══ MATERIAL

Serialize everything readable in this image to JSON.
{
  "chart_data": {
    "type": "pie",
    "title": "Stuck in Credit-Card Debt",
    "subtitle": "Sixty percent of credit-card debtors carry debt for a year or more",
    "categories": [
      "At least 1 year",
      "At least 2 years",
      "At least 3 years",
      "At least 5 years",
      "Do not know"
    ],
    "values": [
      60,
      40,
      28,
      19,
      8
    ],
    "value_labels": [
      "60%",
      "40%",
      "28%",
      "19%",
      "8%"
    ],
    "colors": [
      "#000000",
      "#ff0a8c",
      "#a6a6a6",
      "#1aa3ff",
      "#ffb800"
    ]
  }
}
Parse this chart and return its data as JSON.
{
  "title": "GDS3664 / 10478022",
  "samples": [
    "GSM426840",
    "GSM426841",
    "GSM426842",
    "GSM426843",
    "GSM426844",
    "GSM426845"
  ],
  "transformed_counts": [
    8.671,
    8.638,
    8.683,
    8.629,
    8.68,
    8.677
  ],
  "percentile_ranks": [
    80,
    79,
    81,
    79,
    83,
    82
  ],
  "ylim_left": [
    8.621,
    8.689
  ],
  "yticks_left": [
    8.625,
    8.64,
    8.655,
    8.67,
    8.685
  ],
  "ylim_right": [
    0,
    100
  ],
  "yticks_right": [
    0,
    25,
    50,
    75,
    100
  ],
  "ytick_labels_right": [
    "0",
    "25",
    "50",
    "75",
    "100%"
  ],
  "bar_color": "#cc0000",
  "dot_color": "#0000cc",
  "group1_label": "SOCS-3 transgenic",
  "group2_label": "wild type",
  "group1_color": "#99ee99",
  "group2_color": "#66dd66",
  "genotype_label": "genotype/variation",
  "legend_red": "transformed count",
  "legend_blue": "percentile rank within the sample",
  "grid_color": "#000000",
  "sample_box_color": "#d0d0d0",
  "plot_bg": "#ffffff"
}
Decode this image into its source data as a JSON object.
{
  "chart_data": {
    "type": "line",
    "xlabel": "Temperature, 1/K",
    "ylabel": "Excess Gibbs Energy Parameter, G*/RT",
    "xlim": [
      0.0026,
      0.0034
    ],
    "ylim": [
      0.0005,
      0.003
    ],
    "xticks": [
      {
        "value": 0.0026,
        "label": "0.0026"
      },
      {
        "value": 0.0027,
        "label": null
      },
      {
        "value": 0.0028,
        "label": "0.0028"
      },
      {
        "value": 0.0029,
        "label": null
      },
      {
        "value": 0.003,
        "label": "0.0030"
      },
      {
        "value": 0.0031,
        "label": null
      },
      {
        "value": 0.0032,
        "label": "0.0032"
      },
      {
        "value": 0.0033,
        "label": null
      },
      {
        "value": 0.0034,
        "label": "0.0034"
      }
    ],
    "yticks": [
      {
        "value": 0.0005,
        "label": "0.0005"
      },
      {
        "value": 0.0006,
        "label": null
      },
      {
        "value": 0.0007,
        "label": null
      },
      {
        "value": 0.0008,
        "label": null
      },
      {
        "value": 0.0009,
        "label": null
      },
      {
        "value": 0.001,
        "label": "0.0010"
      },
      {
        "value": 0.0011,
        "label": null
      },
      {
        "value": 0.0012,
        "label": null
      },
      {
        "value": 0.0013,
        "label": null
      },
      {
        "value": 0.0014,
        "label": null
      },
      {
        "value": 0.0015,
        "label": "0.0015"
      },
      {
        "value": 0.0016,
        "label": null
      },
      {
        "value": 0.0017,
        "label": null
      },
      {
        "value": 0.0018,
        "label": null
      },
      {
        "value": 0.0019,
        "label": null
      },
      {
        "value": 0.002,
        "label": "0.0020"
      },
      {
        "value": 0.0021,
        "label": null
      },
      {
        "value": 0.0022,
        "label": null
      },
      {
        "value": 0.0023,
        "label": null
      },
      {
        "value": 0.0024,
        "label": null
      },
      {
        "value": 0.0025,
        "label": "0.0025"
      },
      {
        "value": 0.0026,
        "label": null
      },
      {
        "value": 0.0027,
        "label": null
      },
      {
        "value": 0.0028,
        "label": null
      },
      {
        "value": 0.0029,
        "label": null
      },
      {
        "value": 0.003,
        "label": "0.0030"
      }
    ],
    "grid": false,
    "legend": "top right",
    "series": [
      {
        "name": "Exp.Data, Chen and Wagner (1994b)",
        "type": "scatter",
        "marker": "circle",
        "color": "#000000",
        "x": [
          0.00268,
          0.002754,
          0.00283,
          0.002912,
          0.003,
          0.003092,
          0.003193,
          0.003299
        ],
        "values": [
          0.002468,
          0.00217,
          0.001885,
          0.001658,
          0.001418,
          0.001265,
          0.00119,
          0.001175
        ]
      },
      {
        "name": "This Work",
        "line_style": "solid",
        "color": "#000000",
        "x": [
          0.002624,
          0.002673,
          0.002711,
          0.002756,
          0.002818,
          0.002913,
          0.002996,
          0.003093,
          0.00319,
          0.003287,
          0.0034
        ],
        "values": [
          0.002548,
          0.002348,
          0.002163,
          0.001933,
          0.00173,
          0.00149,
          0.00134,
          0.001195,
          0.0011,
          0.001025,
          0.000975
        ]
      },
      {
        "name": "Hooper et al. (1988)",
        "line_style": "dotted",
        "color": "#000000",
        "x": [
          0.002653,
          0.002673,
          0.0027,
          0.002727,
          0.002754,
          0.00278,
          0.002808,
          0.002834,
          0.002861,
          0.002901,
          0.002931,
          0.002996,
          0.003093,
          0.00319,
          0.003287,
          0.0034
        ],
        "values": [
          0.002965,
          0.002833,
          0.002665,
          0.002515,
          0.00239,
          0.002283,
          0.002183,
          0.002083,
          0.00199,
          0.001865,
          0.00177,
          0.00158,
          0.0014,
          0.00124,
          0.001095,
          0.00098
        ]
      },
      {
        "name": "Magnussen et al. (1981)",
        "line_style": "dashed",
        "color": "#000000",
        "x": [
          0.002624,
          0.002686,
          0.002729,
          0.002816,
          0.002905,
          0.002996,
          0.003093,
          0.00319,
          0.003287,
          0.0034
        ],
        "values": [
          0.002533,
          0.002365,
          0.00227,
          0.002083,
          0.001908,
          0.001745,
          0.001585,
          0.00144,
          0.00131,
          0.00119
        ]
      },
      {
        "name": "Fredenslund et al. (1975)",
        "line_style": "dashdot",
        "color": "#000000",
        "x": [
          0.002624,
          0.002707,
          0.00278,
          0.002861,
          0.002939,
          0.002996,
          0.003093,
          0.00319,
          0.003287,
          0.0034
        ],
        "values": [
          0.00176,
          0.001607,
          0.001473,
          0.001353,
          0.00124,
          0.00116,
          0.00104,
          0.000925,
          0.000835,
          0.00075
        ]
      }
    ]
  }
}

════

• _TASK PROMPT_: Your task is to give the records above again, exactly.

• _ANSWER TO THE PROBLEM_:
Serialize everything readable in this image to JSON.
{
  "chart_data": {
    "type": "pie",
    "title": "Stuck in Credit-Card Debt",
    "subtitle": "Sixty percent of credit-card debtors carry debt for a year or more",
    "categories": [
      "At least 1 year",
      "At least 2 years",
      "At least 3 years",
      "At least 5 years",
      "Do not know"
    ],
    "values": [
      60,
      40,
      28,
      19,
      8
    ],
    "value_labels": [
      "60%",
      "40%",
      "28%",
      "19%",
      "8%"
    ],
    "colors": [
      "#000000",
      "#ff0a8c",
      "#a6a6a6",
      "#1aa3ff",
      "#ffb800"
    ]
  }
}
Parse this chart and return its data as JSON.
{
  "title": "GDS3664 / 10478022",
  "samples": [
    "GSM426840",
    "GSM426841",
    "GSM426842",
    "GSM426843",
    "GSM426844",
    "GSM426845"
  ],
  "transformed_counts": [
    8.671,
    8.638,
    8.683,
    8.629,
    8.68,
    8.677
  ],
  "percentile_ranks": [
    80,
    79,
    81,
    79,
    83,
    82
  ],
  "ylim_left": [
    8.621,
    8.689
  ],
  "yticks_left": [
    8.625,
    8.64,
    8.655,
    8.67,
    8.685
  ],
  "ylim_right": [
    0,
    100
  ],
  "yticks_right": [
    0,
    25,
    50,
    75,
    100
  ],
  "ytick_labels_right": [
    "0",
    "25",
    "50",
    "75",
    "100%"
  ],
  "bar_color": "#cc0000",
  "dot_color": "#0000cc",
  "group1_label": "SOCS-3 transgenic",
  "group2_label": "wild type",
  "group1_color": "#99ee99",
  "group2_color": "#66dd66",
  "genotype_label": "genotype/variation",
  "legend_red": "transformed count",
  "legend_blue": "percentile rank within the sample",
  "grid_color": "#000000",
  "sample_box_color": "#d0d0d0",
  "plot_bg": "#ffffff"
}
Decode this image into its source data as a JSON object.
{
  "chart_data": {
    "type": "line",
    "xlabel": "Temperature, 1/K",
    "ylabel": "Excess Gibbs Energy Parameter, G*/RT",
    "xlim": [
      0.0026,
      0.0034
    ],
    "ylim": [
      0.0005,
      0.003
    ],
    "xticks": [
      {
        "value": 0.0026,
        "label": "0.0026"
      },
      {
        "value": 0.0027,
        "label": null
      },
      {
        "value": 0.0028,
        "label": "0.0028"
      },
      {
        "value": 0.0029,
        "label": null
      },
      {
        "value": 0.003,
        "label": "0.0030"
      },
      {
        "value": 0.0031,
        "label": null
      },
      {
        "value": 0.0032,
        "label": "0.0032"
      },
      {
        "value": 0.0033,
        "label": null
      },
      {
        "value": 0.0034,
        "label": "0.0034"
      }
    ],
    "yticks": [
      {
        "value": 0.0005,
        "label": "0.0005"
      },
      {
        "value": 0.0006,
        "label": null
      },
      {
        "value": 0.0007,
        "label": null
      },
      {
        "value": 0.0008,
        "label": null
      },
      {
        "value": 0.0009,
        "label": null
      },
      {
        "value": 0.001,
        "label": "0.0010"
      },
      {
        "value": 0.0011,
        "label": null
      },
      {
        "value": 0.0012,
        "label": null
      },
      {
        "value": 0.0013,
        "label": null
      },
      {
        "value": 0.0014,
        "label": null
      },
      {
        "value": 0.0015,
        "label": "0.0015"
      },
      {
        "value": 0.0016,
        "label": null
      },
      {
        "value": 0.0017,
        "label": null
      },
      {
        "value": 0.0018,
        "label": null
      },
      {
        "value": 0.0019,
        "label": null
      },
      {
        "value": 0.002,
        "label": "0.0020"
      },
      {
        "value": 0.0021,
        "label": null
      },
      {
        "value": 0.0022,
        "label": null
      },
      {
        "value": 0.0023,
        "label": null
      },
      {
        "value": 0.0024,
        "label": null
      },
      {
        "value": 0.0025,
        "label": "0.0025"
      },
      {
        "value": 0.0026,
        "label": null
      },
      {
        "value": 0.0027,
        "label": null
      },
      {
        "value": 0.0028,
        "label": null
      },
      {
        "value": 0.0029,
        "label": null
      },
      {
        "value": 0.003,
        "label": "0.0030"
      }
    ],
    "grid": false,
    "legend": "top right",
    "series": [
      {
        "name": "Exp.Data, Chen and Wagner (1994b)",
        "type": "scatter",
        "marker": "circle",
        "color": "#000000",
        "x": [
          0.00268,
          0.002754,
          0.00283,
          0.002912,
          0.003,
          0.003092,
          0.003193,
          0.003299
        ],
        "values": [
          0.002468,
          0.00217,
          0.001885,
          0.001658,
          0.001418,
          0.001265,
          0.00119,
          0.001175
        ]
      },
      {
        "name": "This Work",
        "line_style": "solid",
        "color": "#000000",
        "x": [
          0.002624,
          0.002673,
          0.002711,
          0.002756,
          0.002818,
          0.002913,
          0.002996,
          0.003093,
          0.00319,
          0.003287,
          0.0034
        ],
        "values": [
          0.002548,
          0.002348,
          0.002163,
          0.001933,
          0.00173,
          0.00149,
          0.00134,
          0.001195,
          0.0011,
          0.001025,
          0.000975
        ]
      },
      {
        "name": "Hooper et al. (1988)",
        "line_style": "dotted",
        "color": "#000000",
        "x": [
          0.002653,
          0.002673,
          0.0027,
          0.002727,
          0.002754,
          0.00278,
          0.002808,
          0.002834,
          0.002861,
          0.002901,
          0.002931,
          0.002996,
          0.003093,
          0.00319,
          0.003287,
          0.0034
        ],
        "values": [
          0.002965,
          0.002833,
          0.002665,
          0.002515,
          0.00239,
          0.002283,
          0.002183,
          0.002083,
          0.00199,
          0.001865,
          0.00177,
          0.00158,
          0.0014,
          0.00124,
          0.001095,
          0.00098
        ]
      },
      {
        "name": "Magnussen et al. (1981)",
        "line_style": "dashed",
        "color": "#000000",
        "x": [
          0.002624,
          0.002686,
          0.002729,
          0.002816,
          0.002905,
          0.002996,
          0.003093,
          0.00319,
          0.003287,
          0.0034
        ],
        "values": [
          0.002533,
          0.002365,
          0.00227,
          0.002083,
          0.001908,
          0.001745,
          0.001585,
          0.00144,
          0.00131,
          0.00119
        ]
      },
      {
        "name": "Fredenslund et al. (1975)",
        "line_style": "dashdot",
        "color": "#000000",
        "x": [
          0.002624,
          0.002707,
          0.00278,
          0.002861,
          0.002939,
          0.002996,
          0.003093,
          0.00319,
          0.003287,
          0.0034
        ],
        "values": [
          0.00176,
          0.001607,
          0.001473,
          0.001353,
          0.00124,
          0.00116,
          0.00104,
          0.000925,
          0.000835,
          0.00075
        ]
      }
    ]
  }
}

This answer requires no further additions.